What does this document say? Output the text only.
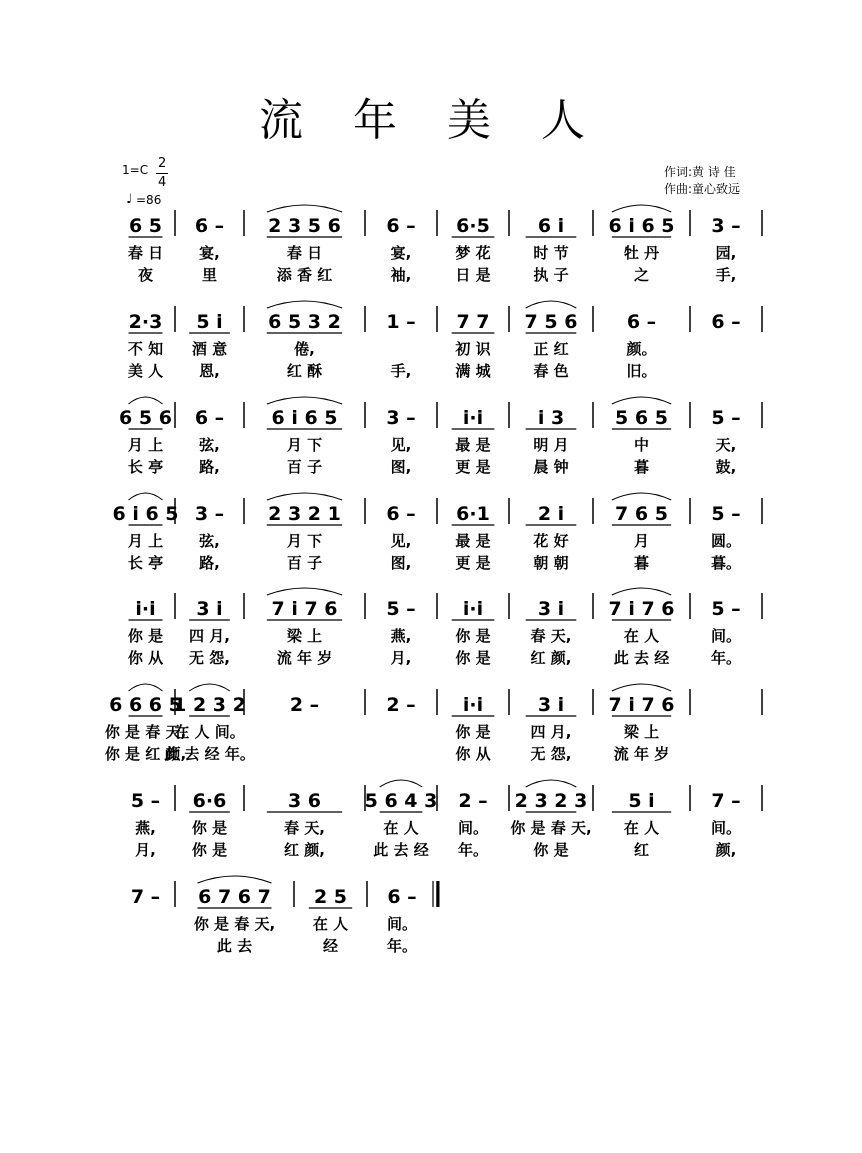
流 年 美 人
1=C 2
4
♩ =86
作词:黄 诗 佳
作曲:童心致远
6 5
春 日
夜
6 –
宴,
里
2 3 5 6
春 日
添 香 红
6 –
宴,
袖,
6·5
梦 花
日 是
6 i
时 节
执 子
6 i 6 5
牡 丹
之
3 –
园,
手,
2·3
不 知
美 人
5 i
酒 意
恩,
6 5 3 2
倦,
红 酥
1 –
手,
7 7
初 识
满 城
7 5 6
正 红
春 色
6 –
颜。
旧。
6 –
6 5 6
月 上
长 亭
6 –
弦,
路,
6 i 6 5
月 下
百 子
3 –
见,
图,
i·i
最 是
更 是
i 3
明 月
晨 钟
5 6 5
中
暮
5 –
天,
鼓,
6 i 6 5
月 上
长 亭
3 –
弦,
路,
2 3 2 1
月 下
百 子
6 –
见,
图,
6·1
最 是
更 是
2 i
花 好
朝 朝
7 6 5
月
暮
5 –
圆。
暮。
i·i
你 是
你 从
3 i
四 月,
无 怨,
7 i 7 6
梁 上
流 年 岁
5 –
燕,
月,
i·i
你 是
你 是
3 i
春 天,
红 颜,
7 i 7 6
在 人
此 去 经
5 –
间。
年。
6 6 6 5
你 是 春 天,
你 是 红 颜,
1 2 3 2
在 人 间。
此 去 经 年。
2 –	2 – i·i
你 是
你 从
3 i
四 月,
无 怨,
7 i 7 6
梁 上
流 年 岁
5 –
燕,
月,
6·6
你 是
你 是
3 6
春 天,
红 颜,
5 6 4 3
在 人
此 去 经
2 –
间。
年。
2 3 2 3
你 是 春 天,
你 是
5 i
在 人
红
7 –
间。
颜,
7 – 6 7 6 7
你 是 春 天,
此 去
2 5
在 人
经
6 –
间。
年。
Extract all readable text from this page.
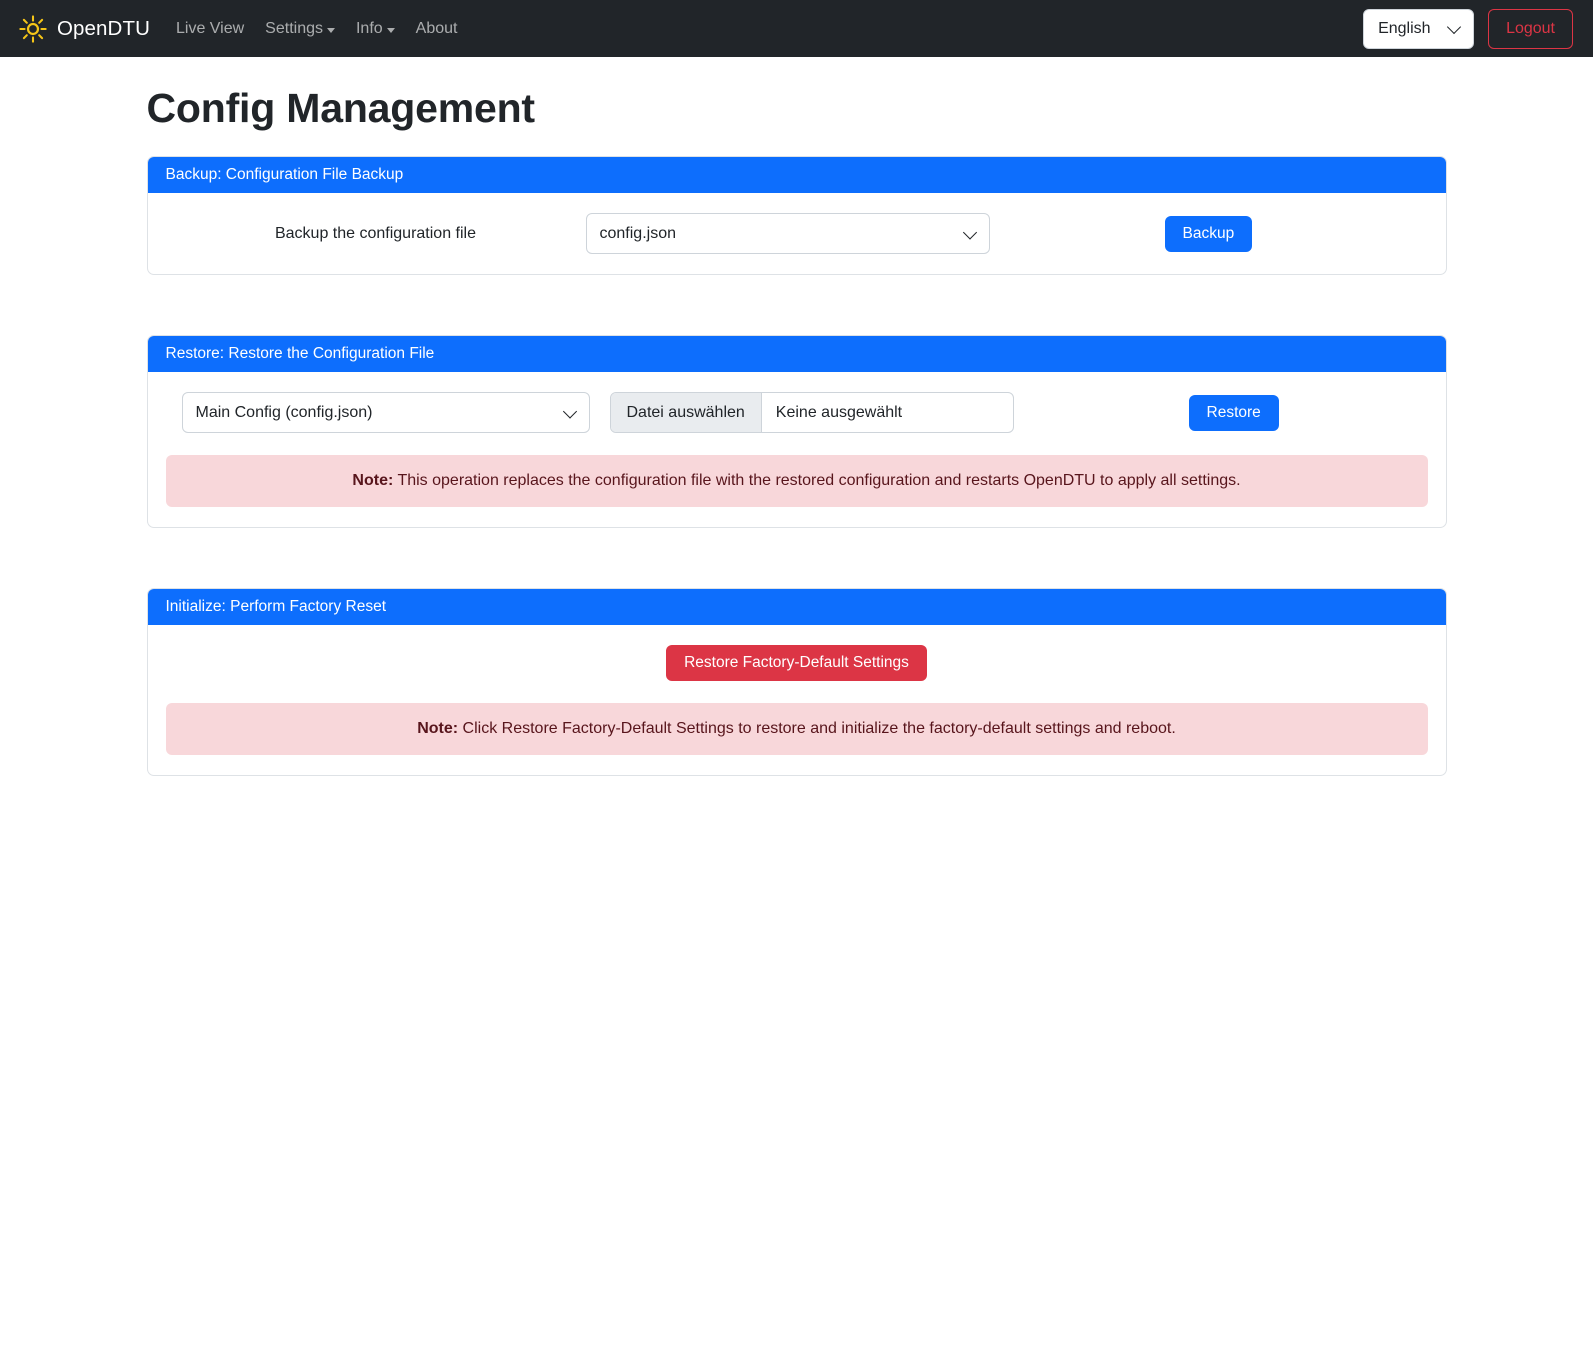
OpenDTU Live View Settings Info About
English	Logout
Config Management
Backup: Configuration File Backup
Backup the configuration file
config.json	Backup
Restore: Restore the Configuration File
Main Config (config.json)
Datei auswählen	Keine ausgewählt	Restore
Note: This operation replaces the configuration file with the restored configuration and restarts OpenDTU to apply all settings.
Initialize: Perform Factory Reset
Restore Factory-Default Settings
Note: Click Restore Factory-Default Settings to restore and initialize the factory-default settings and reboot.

*TASK DESCRIPTION*:
Repeat the records above exactly, leaving out the pictures.

*FINAL RESULT*:
What does this document say? Output the text only.
流 年 美 人
1=C 2
4
♩ =86
作词:黄 诗 佳
作曲:童心致远
6 5
春 日
夜
6 –
宴,
里
2 3 5 6
春 日
添 香 红
6 –
宴,
袖,
6·5
梦 花
日 是
6 i
时 节
执 子
6 i 6 5
牡 丹
之
3 –
园,
手,
2·3
不 知
美 人
5 i
酒 意
恩,
6 5 3 2
倦,
红 酥
1 –
手,
7 7
初 识
满 城
7 5 6
正 红
春 色
6 –
颜。
旧。
6 –
6 5 6
月 上
长 亭
6 –
弦,
路,
6 i 6 5
月 下
百 子
3 –
见,
图,
i·i
最 是
更 是
i 3
明 月
晨 钟
5 6 5
中
暮
5 –
天,
鼓,
6 i 6 5
月 上
长 亭
3 –
弦,
路,
2 3 2 1
月 下
百 子
6 –
见,
图,
6·1
最 是
更 是
2 i
花 好
朝 朝
7 6 5
月
暮
5 –
圆。
暮。
i·i
你 是
你 从
3 i
四 月,
无 怨,
7 i 7 6
梁 上
流 年 岁
5 –
燕,
月,
i·i
你 是
你 是
3 i
春 天,
红 颜,
7 i 7 6
在 人
此 去 经
5 –
间。
年。
6 6 6 5
你 是 春 天,
你 是 红 颜,
1 2 3 2
在 人 间。
此 去 经 年。
2 –	2 – i·i
你 是
你 从
3 i
四 月,
无 怨,
7 i 7 6
梁 上
流 年 岁
5 –
燕,
月,
6·6
你 是
你 是
3 6
春 天,
红 颜,
5 6 4 3
在 人
此 去 经
2 –
间。
年。
2 3 2 3
你 是 春 天,
你 是
5 i
在 人
红
7 –
间。
颜,
7 – 6 7 6 7
你 是 春 天,
此 去
2 5
在 人
经
6 –
间。
年。
Extract all readable text from this page.
OpenDTU Live View Settings Info About
English	Logout
Config Management
Backup: Configuration File Backup
Backup the configuration file
config.json	Backup
Restore: Restore the Configuration File
Main Config (config.json)
Datei auswählen	Keine ausgewählt	Restore
Note: This operation replaces the configuration file with the restored configuration and restarts OpenDTU to apply all settings.
Initialize: Perform Factory Reset
Restore Factory-Default Settings
Note: Click Restore Factory-Default Settings to restore and initialize the factory-default settings and reboot.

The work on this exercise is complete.